• [Problem statement]
Search the data below for the string "document". Extract every line that contains it.

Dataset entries
— start —
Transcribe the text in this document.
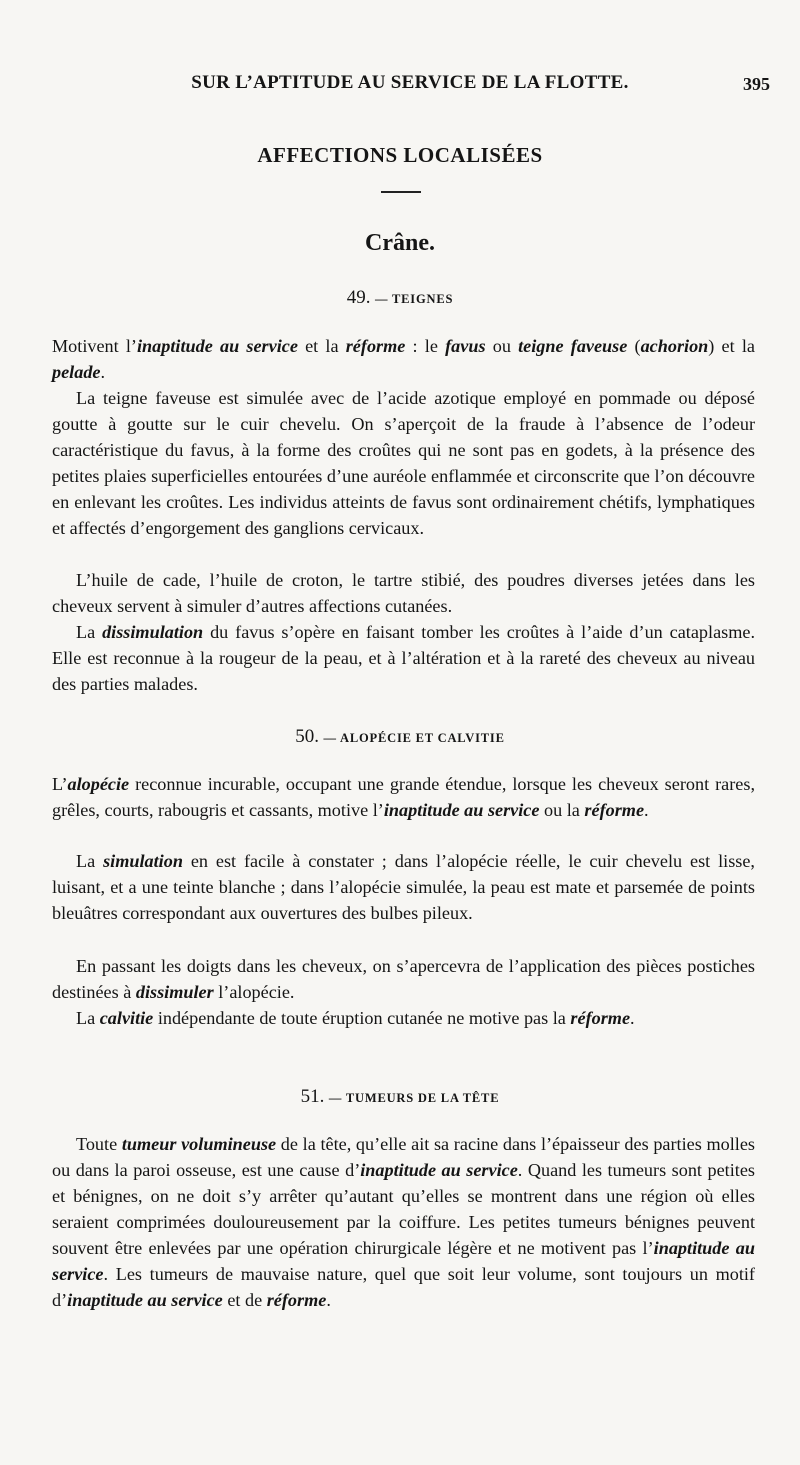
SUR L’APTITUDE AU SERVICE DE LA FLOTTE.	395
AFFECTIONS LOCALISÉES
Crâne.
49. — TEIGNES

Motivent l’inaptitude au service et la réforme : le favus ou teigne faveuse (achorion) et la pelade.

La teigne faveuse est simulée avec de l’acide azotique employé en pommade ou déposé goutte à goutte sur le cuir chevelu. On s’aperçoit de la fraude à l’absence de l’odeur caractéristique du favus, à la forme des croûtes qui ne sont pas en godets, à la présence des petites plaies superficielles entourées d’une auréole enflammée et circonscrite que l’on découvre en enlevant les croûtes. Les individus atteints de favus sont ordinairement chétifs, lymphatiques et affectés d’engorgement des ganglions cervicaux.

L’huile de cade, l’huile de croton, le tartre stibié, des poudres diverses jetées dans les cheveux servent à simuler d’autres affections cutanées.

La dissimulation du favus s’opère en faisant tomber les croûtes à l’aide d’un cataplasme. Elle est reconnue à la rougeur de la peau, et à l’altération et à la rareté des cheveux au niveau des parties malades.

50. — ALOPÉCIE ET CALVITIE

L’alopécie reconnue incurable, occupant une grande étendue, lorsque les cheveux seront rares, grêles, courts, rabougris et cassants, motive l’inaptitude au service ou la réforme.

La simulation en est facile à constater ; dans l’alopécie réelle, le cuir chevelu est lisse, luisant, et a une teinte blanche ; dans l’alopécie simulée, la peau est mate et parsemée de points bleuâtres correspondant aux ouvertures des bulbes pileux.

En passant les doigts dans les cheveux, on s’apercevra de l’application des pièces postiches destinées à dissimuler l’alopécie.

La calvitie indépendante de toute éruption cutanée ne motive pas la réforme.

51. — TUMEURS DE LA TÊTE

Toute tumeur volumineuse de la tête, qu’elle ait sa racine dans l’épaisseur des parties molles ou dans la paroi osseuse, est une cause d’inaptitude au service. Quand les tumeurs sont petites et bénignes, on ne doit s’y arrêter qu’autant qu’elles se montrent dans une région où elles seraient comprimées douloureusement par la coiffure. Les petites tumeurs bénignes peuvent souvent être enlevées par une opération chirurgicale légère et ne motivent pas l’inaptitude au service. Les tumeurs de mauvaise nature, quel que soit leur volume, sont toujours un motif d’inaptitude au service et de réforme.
— end —
— start —
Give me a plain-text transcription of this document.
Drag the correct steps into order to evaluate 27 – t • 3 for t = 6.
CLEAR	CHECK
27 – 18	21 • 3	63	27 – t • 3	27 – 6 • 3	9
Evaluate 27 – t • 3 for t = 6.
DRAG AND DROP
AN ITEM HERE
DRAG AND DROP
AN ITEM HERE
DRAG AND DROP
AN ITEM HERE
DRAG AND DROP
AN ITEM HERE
— end —
— start —
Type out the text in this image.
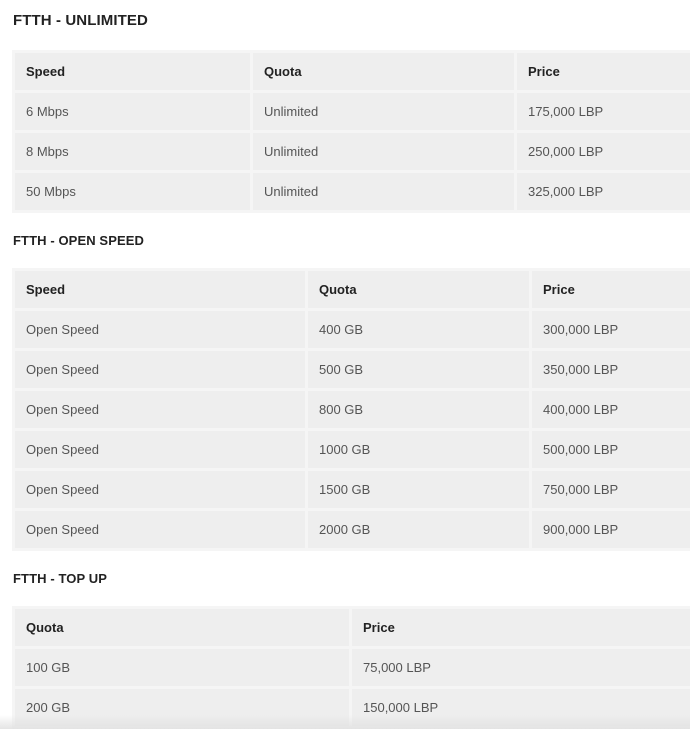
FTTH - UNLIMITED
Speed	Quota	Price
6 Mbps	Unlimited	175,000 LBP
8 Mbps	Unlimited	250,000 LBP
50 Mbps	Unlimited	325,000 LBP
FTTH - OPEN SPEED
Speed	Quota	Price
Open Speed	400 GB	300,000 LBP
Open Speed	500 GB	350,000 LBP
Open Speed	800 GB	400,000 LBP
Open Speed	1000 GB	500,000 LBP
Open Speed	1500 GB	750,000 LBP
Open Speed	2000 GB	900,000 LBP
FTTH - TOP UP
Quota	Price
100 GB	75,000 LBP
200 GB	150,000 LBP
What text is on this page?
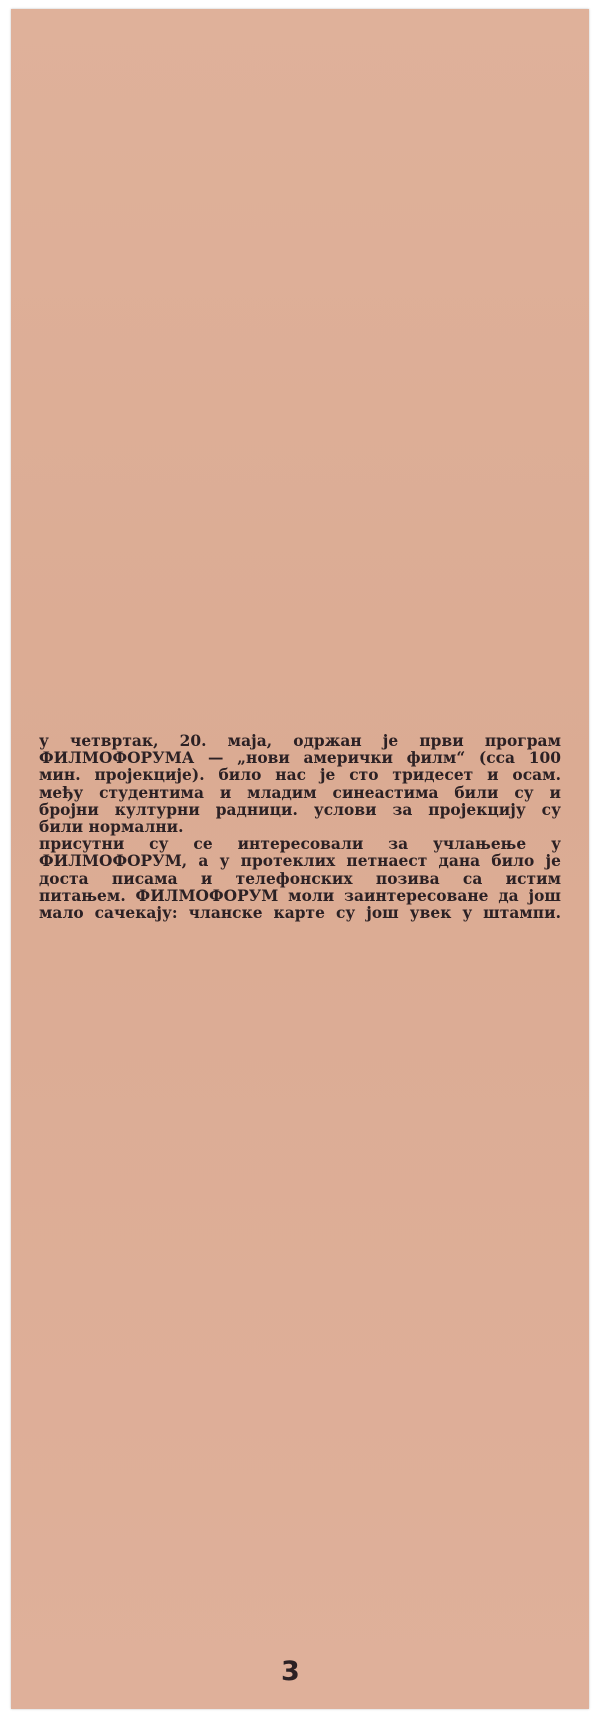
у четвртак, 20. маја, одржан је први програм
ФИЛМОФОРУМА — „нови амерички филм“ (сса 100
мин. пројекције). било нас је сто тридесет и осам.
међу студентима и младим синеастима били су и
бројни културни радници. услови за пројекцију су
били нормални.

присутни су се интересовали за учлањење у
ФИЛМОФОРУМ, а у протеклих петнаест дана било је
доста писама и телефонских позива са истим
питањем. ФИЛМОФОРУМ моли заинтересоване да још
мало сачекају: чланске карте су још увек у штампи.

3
— end —
• [Worked solution]
Transcribe the text in this document.
Give me a plain-text transcription of this document.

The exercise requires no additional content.